### Data excerpts ###

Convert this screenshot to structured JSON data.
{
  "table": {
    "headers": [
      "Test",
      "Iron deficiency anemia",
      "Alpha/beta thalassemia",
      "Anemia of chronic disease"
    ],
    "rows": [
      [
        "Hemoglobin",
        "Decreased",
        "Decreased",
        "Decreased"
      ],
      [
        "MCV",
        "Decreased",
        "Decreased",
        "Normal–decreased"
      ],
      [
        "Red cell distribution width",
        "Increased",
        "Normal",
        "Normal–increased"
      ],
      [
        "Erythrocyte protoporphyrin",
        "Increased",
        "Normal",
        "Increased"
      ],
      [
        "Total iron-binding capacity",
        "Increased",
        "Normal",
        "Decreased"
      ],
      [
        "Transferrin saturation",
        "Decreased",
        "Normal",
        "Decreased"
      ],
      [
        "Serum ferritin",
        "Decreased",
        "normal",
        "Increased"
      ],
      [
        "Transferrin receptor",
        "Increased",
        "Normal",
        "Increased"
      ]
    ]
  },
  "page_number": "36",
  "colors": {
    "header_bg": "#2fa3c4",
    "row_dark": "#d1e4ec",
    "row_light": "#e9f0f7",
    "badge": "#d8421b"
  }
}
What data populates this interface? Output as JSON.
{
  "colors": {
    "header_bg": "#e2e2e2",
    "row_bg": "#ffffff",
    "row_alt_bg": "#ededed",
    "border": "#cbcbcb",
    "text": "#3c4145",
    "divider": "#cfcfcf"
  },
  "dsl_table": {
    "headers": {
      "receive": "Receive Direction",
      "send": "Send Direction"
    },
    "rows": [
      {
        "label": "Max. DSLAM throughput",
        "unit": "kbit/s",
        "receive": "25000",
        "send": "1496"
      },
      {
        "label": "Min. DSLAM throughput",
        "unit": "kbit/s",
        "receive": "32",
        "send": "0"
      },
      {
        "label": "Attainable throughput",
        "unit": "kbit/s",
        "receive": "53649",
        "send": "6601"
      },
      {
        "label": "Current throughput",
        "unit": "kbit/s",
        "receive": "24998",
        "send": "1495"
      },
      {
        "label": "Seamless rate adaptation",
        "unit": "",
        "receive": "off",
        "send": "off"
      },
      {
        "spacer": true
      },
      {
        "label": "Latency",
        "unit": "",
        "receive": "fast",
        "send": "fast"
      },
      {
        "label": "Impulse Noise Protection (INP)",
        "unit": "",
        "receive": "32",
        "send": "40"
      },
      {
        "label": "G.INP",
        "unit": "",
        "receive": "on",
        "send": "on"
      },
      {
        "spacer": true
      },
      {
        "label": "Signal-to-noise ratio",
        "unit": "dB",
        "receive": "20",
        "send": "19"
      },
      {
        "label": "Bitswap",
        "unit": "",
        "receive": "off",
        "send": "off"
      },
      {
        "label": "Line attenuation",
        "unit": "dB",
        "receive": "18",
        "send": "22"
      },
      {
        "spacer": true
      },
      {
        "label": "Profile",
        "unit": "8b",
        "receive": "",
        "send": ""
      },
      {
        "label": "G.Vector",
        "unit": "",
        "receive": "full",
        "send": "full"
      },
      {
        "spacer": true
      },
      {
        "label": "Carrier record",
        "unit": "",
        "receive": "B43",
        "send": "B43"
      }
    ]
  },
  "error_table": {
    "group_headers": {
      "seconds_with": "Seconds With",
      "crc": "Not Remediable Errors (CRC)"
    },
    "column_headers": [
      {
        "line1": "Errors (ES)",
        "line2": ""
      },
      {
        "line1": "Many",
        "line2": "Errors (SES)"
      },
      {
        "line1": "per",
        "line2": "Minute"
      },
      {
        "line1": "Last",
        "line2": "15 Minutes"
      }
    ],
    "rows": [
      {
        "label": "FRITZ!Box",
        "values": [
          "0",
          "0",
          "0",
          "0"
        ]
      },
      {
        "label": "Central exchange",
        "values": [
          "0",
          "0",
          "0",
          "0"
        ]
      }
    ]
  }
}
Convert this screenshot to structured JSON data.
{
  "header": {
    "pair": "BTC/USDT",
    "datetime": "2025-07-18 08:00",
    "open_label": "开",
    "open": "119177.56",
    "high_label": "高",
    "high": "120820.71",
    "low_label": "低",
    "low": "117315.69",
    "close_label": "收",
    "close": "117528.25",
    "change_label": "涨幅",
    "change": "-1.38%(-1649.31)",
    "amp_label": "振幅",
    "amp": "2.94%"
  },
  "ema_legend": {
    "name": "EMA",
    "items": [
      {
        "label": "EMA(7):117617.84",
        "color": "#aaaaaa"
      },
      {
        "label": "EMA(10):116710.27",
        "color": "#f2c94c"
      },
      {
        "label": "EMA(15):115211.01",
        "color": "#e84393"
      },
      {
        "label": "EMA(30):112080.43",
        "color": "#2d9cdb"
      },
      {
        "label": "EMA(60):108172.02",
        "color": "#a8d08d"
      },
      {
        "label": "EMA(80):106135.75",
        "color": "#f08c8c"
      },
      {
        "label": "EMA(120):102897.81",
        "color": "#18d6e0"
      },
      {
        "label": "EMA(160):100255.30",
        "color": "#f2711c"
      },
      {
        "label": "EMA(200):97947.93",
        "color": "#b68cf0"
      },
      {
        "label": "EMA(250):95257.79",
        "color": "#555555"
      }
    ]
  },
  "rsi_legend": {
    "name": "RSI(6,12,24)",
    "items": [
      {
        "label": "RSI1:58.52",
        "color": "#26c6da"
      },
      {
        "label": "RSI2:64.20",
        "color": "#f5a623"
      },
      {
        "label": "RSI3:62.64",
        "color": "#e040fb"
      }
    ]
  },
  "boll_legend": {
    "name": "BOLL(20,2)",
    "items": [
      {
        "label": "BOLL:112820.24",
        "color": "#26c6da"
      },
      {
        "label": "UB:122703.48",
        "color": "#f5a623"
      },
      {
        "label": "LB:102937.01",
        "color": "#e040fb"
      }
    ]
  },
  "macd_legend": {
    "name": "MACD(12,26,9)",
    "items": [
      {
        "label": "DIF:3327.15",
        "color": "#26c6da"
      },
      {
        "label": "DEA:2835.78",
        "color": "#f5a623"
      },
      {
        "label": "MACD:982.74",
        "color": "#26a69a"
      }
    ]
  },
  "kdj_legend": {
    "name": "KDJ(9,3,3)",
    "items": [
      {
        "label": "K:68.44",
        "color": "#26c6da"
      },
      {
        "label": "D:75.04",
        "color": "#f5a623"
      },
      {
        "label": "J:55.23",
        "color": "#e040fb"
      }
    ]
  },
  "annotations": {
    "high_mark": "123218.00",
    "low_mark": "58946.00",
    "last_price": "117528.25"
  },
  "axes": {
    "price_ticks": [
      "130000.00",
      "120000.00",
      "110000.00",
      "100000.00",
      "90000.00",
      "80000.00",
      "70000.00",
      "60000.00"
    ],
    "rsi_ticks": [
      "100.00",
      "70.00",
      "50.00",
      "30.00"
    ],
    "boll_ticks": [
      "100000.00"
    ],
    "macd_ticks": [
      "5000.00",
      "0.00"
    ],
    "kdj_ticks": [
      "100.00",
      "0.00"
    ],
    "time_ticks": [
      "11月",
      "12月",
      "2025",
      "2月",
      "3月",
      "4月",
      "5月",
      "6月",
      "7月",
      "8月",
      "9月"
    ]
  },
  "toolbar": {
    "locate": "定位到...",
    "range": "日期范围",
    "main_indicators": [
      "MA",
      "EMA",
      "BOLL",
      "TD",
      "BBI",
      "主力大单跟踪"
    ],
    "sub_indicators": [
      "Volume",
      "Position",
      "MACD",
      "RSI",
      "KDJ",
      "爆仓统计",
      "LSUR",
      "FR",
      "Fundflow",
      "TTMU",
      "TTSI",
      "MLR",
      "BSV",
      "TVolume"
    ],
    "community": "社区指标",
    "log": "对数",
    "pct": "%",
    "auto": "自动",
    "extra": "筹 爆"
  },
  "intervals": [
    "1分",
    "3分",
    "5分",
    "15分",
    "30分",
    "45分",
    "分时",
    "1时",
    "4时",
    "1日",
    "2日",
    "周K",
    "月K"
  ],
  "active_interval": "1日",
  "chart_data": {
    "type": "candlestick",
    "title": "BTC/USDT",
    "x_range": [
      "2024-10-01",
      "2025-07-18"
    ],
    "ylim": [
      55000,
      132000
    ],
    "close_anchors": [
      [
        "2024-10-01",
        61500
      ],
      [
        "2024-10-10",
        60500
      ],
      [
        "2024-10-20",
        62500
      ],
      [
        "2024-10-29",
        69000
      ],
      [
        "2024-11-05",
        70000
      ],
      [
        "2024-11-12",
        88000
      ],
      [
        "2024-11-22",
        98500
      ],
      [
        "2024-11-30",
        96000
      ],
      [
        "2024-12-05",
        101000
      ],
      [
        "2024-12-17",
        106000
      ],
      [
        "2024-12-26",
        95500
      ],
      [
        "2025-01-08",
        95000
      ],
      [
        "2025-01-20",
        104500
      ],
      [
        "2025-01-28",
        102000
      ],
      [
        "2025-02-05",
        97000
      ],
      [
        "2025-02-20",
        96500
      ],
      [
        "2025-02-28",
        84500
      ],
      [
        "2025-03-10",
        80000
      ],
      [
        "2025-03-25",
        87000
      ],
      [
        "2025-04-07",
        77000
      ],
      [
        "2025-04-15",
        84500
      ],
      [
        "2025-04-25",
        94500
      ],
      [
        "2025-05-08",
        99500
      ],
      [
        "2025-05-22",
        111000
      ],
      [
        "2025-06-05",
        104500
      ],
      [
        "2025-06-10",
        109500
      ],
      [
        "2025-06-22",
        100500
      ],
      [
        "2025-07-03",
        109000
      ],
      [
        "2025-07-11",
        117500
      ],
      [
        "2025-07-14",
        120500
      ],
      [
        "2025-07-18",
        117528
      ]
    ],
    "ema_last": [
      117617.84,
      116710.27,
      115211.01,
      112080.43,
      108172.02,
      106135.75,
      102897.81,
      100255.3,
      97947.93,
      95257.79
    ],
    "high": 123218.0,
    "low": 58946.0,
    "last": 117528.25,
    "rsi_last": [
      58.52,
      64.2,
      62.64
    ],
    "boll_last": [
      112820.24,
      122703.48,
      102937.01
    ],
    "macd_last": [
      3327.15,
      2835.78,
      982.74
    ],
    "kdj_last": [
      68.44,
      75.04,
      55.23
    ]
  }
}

###

» What you have to do
From the data above, copy out every line with the string "Errors" in it.

» Reply to the task
      "crc": "Not Remediable Errors (CRC)"
        "line1": "Errors (ES)",
        "line2": "Errors (SES)"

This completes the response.